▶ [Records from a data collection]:
◆ ◆ ◆ ◆ ◆ ◆ ◆

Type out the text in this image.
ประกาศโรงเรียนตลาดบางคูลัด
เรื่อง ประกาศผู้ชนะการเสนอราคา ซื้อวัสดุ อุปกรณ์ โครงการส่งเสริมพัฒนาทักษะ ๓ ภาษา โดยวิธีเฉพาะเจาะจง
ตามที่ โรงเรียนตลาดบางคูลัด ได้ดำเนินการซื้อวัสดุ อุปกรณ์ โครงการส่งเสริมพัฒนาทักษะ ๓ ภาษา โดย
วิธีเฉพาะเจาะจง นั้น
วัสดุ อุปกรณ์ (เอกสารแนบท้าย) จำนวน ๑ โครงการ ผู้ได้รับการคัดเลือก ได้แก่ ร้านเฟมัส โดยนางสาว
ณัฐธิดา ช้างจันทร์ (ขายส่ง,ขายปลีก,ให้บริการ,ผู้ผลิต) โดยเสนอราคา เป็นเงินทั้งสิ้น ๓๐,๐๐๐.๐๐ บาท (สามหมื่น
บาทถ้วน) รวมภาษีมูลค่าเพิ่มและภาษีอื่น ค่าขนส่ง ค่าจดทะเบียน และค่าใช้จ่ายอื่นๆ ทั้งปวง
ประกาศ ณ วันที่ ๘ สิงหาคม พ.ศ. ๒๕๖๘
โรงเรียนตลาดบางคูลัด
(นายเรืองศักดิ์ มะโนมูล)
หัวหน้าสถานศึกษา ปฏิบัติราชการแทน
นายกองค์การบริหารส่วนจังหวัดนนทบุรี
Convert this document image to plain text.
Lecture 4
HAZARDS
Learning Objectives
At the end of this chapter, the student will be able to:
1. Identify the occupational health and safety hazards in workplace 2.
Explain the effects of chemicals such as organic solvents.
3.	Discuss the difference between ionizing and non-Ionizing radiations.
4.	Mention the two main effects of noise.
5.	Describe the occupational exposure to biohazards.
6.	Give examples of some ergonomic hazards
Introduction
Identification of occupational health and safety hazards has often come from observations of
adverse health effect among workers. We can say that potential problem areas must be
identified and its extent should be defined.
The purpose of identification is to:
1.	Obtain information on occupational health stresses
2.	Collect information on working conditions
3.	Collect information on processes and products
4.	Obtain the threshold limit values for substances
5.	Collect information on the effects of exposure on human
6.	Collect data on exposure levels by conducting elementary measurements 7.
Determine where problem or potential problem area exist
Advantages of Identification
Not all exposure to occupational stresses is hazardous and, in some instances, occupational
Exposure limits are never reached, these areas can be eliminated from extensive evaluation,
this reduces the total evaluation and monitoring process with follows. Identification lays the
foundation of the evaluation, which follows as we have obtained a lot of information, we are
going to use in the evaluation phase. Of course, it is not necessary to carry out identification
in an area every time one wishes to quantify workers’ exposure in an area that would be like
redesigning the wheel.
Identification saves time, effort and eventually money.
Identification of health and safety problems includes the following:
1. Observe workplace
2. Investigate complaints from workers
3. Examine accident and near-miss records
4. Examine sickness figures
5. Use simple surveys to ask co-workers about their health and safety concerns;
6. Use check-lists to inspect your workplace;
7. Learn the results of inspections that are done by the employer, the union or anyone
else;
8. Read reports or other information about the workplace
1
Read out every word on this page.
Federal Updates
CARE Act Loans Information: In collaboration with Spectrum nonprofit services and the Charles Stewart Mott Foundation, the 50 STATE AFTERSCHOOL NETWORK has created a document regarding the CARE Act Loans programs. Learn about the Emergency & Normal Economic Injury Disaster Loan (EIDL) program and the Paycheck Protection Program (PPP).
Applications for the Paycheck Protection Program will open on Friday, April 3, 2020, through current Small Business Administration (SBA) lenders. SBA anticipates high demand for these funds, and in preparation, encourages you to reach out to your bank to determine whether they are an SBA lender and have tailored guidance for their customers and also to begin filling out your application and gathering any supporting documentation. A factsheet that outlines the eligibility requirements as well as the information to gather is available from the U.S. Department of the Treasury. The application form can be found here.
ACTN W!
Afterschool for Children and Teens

◆ ◆ ◆ ◆ ◆ ◆ ◆

▶ [Work instructions]:
Each line that has the word "their" counts once. How many such lines are in the data? Give the number alone.

▶ [Exercise response]:
2